> _Work instructions_: Repeat every record below exactly, leaving out the pictures.

-.-.-

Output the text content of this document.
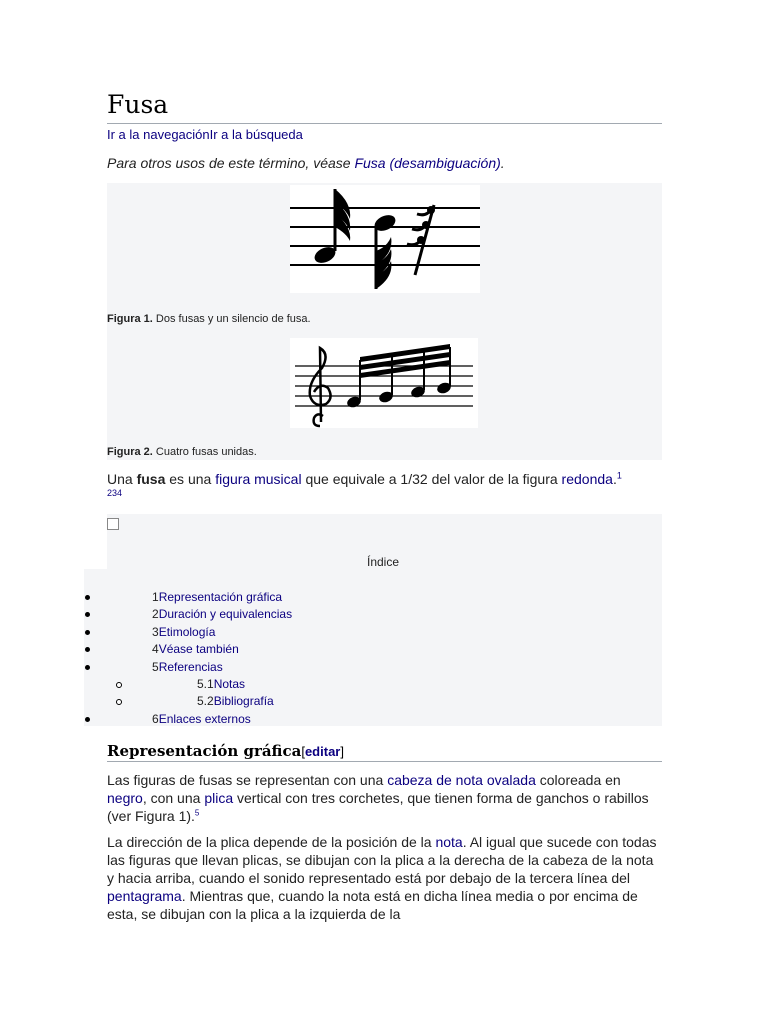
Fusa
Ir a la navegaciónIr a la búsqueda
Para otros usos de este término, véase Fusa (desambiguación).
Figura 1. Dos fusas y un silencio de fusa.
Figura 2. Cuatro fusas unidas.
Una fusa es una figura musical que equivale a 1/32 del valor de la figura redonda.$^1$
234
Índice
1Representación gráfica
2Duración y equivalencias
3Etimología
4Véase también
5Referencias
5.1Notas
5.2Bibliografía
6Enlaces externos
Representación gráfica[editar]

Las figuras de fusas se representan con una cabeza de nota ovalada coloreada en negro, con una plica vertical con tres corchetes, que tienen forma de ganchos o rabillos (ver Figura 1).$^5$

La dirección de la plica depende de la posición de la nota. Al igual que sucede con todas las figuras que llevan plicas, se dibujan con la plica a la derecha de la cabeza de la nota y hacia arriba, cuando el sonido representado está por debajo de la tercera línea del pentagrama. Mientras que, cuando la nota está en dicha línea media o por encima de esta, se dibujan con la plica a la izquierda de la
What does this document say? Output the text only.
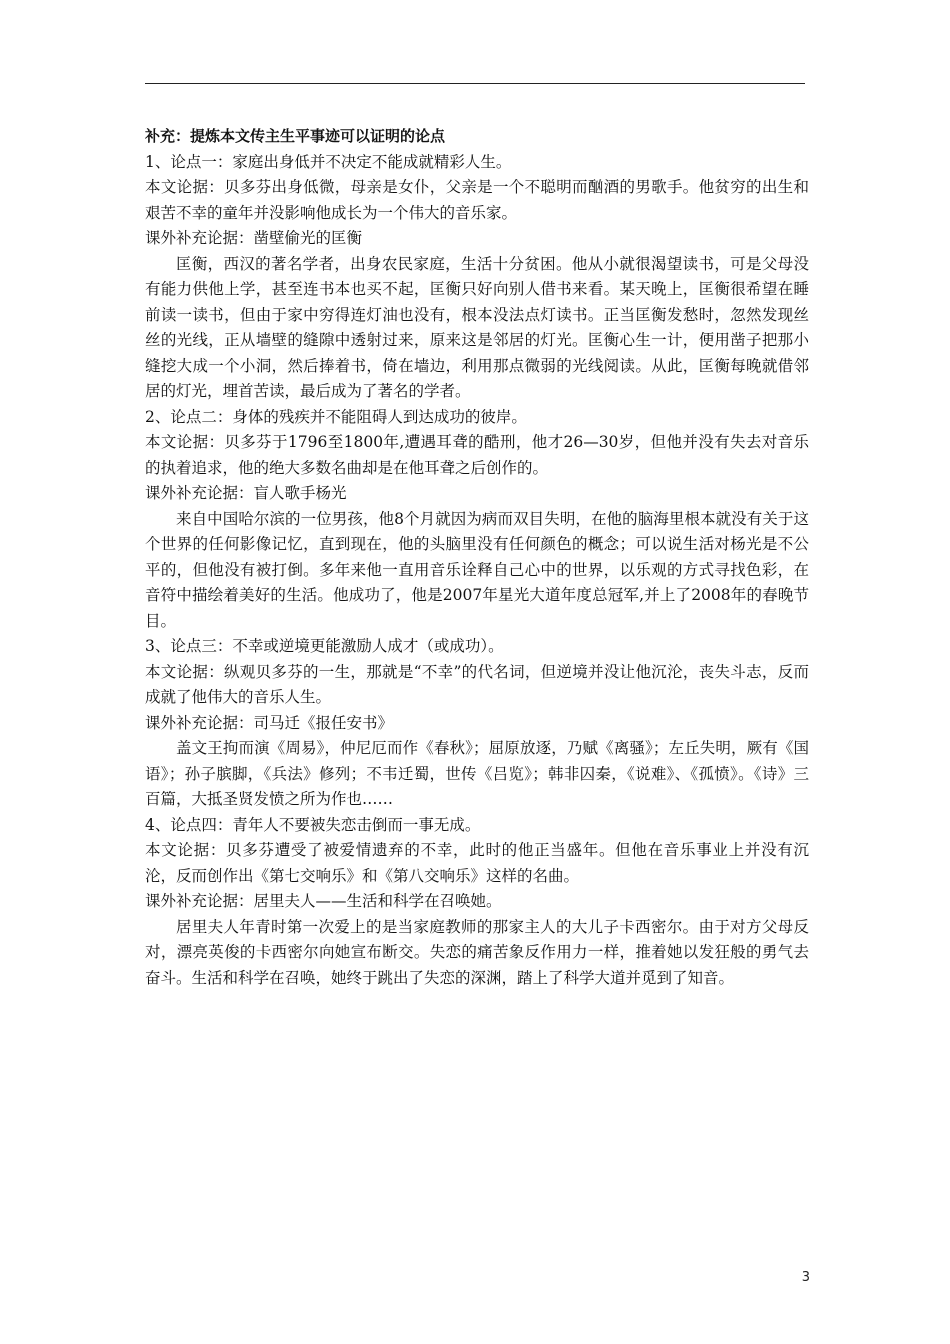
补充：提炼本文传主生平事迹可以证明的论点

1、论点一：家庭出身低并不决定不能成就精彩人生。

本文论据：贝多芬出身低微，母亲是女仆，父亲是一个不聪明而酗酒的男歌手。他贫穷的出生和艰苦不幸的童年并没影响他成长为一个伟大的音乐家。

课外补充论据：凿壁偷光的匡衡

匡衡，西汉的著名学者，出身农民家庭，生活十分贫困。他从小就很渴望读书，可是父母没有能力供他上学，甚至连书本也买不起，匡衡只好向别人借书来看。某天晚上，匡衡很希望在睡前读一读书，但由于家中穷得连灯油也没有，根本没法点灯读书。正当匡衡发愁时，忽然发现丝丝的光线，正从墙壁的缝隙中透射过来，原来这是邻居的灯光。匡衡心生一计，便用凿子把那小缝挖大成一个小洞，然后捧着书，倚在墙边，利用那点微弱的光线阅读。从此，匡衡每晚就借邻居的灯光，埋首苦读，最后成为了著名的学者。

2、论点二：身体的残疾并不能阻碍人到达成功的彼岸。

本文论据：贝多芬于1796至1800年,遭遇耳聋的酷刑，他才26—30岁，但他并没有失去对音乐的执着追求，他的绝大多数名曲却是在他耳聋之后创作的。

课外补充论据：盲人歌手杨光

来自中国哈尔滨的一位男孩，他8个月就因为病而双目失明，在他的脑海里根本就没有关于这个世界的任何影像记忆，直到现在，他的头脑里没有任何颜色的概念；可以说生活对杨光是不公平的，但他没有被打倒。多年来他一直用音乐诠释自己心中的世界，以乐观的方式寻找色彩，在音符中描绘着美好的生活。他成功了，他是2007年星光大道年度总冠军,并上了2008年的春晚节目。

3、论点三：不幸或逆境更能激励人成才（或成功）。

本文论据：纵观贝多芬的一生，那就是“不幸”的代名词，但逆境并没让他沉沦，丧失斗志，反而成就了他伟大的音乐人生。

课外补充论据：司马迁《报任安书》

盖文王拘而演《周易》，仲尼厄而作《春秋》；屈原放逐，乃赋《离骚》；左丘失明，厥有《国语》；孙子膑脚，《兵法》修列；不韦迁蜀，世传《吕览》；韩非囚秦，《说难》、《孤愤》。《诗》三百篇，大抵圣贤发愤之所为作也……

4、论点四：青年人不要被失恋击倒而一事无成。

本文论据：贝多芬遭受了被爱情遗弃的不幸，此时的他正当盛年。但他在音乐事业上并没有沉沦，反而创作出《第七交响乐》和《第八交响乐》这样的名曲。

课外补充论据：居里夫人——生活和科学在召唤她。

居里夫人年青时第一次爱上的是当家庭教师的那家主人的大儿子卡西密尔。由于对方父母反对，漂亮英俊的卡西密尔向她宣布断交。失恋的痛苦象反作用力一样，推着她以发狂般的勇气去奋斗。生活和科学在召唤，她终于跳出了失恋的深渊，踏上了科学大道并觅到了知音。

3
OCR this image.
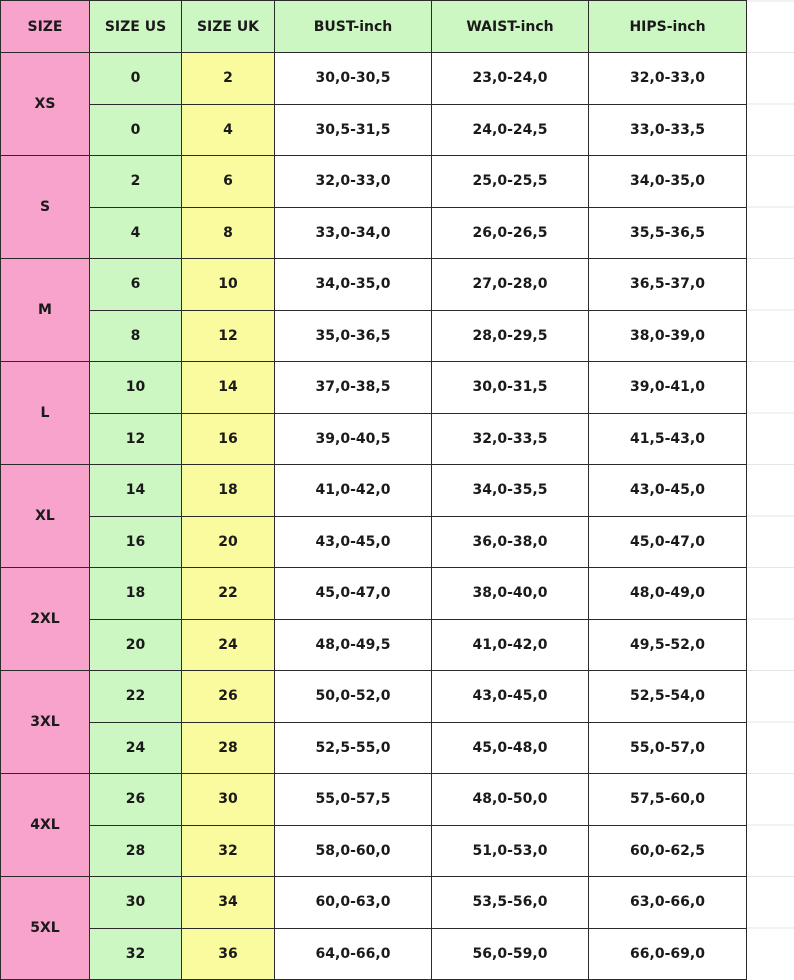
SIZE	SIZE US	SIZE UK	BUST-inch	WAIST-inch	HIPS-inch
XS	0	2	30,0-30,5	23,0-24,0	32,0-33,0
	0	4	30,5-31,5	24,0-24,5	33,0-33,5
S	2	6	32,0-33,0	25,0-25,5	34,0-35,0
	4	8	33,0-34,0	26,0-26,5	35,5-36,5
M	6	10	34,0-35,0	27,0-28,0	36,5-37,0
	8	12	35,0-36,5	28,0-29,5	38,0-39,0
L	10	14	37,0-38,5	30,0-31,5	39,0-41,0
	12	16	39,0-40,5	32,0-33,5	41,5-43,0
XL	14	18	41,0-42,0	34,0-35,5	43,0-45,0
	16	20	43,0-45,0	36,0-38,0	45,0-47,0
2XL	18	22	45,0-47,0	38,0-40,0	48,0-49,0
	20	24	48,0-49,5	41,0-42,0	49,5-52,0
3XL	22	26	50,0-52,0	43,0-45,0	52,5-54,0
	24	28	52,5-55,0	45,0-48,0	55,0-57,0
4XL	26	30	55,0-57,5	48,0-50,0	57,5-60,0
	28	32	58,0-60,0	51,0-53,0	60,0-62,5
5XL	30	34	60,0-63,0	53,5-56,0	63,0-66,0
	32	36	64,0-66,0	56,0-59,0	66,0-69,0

-.-.-

> _Answer below_:
Output the text content of this document.
Fusa
Ir a la navegaciónIr a la búsqueda
Para otros usos de este término, véase Fusa (desambiguación).
Figura 1. Dos fusas y un silencio de fusa.
Figura 2. Cuatro fusas unidas.
Una fusa es una figura musical que equivale a 1/32 del valor de la figura redonda.$^1$
234
Índice
1Representación gráfica
2Duración y equivalencias
3Etimología
4Véase también
5Referencias
5.1Notas
5.2Bibliografía
6Enlaces externos
Representación gráfica[editar]

Las figuras de fusas se representan con una cabeza de nota ovalada coloreada en negro, con una plica vertical con tres corchetes, que tienen forma de ganchos o rabillos (ver Figura 1).$^5$

La dirección de la plica depende de la posición de la nota. Al igual que sucede con todas las figuras que llevan plicas, se dibujan con la plica a la derecha de la cabeza de la nota y hacia arriba, cuando el sonido representado está por debajo de la tercera línea del pentagrama. Mientras que, cuando la nota está en dicha línea media o por encima de esta, se dibujan con la plica a la izquierda de la
What does this document say? Output the text only.
补充：提炼本文传主生平事迹可以证明的论点

1、论点一：家庭出身低并不决定不能成就精彩人生。

本文论据：贝多芬出身低微，母亲是女仆，父亲是一个不聪明而酗酒的男歌手。他贫穷的出生和艰苦不幸的童年并没影响他成长为一个伟大的音乐家。

课外补充论据：凿壁偷光的匡衡

匡衡，西汉的著名学者，出身农民家庭，生活十分贫困。他从小就很渴望读书，可是父母没有能力供他上学，甚至连书本也买不起，匡衡只好向别人借书来看。某天晚上，匡衡很希望在睡前读一读书，但由于家中穷得连灯油也没有，根本没法点灯读书。正当匡衡发愁时，忽然发现丝丝的光线，正从墙壁的缝隙中透射过来，原来这是邻居的灯光。匡衡心生一计，便用凿子把那小缝挖大成一个小洞，然后捧着书，倚在墙边，利用那点微弱的光线阅读。从此，匡衡每晚就借邻居的灯光，埋首苦读，最后成为了著名的学者。

2、论点二：身体的残疾并不能阻碍人到达成功的彼岸。

本文论据：贝多芬于1796至1800年,遭遇耳聋的酷刑，他才26—30岁，但他并没有失去对音乐的执着追求，他的绝大多数名曲却是在他耳聋之后创作的。

课外补充论据：盲人歌手杨光

来自中国哈尔滨的一位男孩，他8个月就因为病而双目失明，在他的脑海里根本就没有关于这个世界的任何影像记忆，直到现在，他的头脑里没有任何颜色的概念；可以说生活对杨光是不公平的，但他没有被打倒。多年来他一直用音乐诠释自己心中的世界，以乐观的方式寻找色彩，在音符中描绘着美好的生活。他成功了，他是2007年星光大道年度总冠军,并上了2008年的春晚节目。

3、论点三：不幸或逆境更能激励人成才（或成功）。

本文论据：纵观贝多芬的一生，那就是“不幸”的代名词，但逆境并没让他沉沦，丧失斗志，反而成就了他伟大的音乐人生。

课外补充论据：司马迁《报任安书》

盖文王拘而演《周易》，仲尼厄而作《春秋》；屈原放逐，乃赋《离骚》；左丘失明，厥有《国语》；孙子膑脚，《兵法》修列；不韦迁蜀，世传《吕览》；韩非囚秦，《说难》、《孤愤》。《诗》三百篇，大抵圣贤发愤之所为作也……

4、论点四：青年人不要被失恋击倒而一事无成。

本文论据：贝多芬遭受了被爱情遗弃的不幸，此时的他正当盛年。但他在音乐事业上并没有沉沦，反而创作出《第七交响乐》和《第八交响乐》这样的名曲。

课外补充论据：居里夫人——生活和科学在召唤她。

居里夫人年青时第一次爱上的是当家庭教师的那家主人的大儿子卡西密尔。由于对方父母反对，漂亮英俊的卡西密尔向她宣布断交。失恋的痛苦象反作用力一样，推着她以发狂般的勇气去奋斗。生活和科学在召唤，她终于跳出了失恋的深渊，踏上了科学大道并觅到了知音。

3
OCR this image.
SIZE	SIZE US	SIZE UK	BUST-inch	WAIST-inch	HIPS-inch
XS	0	2	30,0-30,5	23,0-24,0	32,0-33,0
	0	4	30,5-31,5	24,0-24,5	33,0-33,5
S	2	6	32,0-33,0	25,0-25,5	34,0-35,0
	4	8	33,0-34,0	26,0-26,5	35,5-36,5
M	6	10	34,0-35,0	27,0-28,0	36,5-37,0
	8	12	35,0-36,5	28,0-29,5	38,0-39,0
L	10	14	37,0-38,5	30,0-31,5	39,0-41,0
	12	16	39,0-40,5	32,0-33,5	41,5-43,0
XL	14	18	41,0-42,0	34,0-35,5	43,0-45,0
	16	20	43,0-45,0	36,0-38,0	45,0-47,0
2XL	18	22	45,0-47,0	38,0-40,0	48,0-49,0
	20	24	48,0-49,5	41,0-42,0	49,5-52,0
3XL	22	26	50,0-52,0	43,0-45,0	52,5-54,0
	24	28	52,5-55,0	45,0-48,0	55,0-57,0
4XL	26	30	55,0-57,5	48,0-50,0	57,5-60,0
	28	32	58,0-60,0	51,0-53,0	60,0-62,5
5XL	30	34	60,0-63,0	53,5-56,0	63,0-66,0
	32	36	64,0-66,0	56,0-59,0	66,0-69,0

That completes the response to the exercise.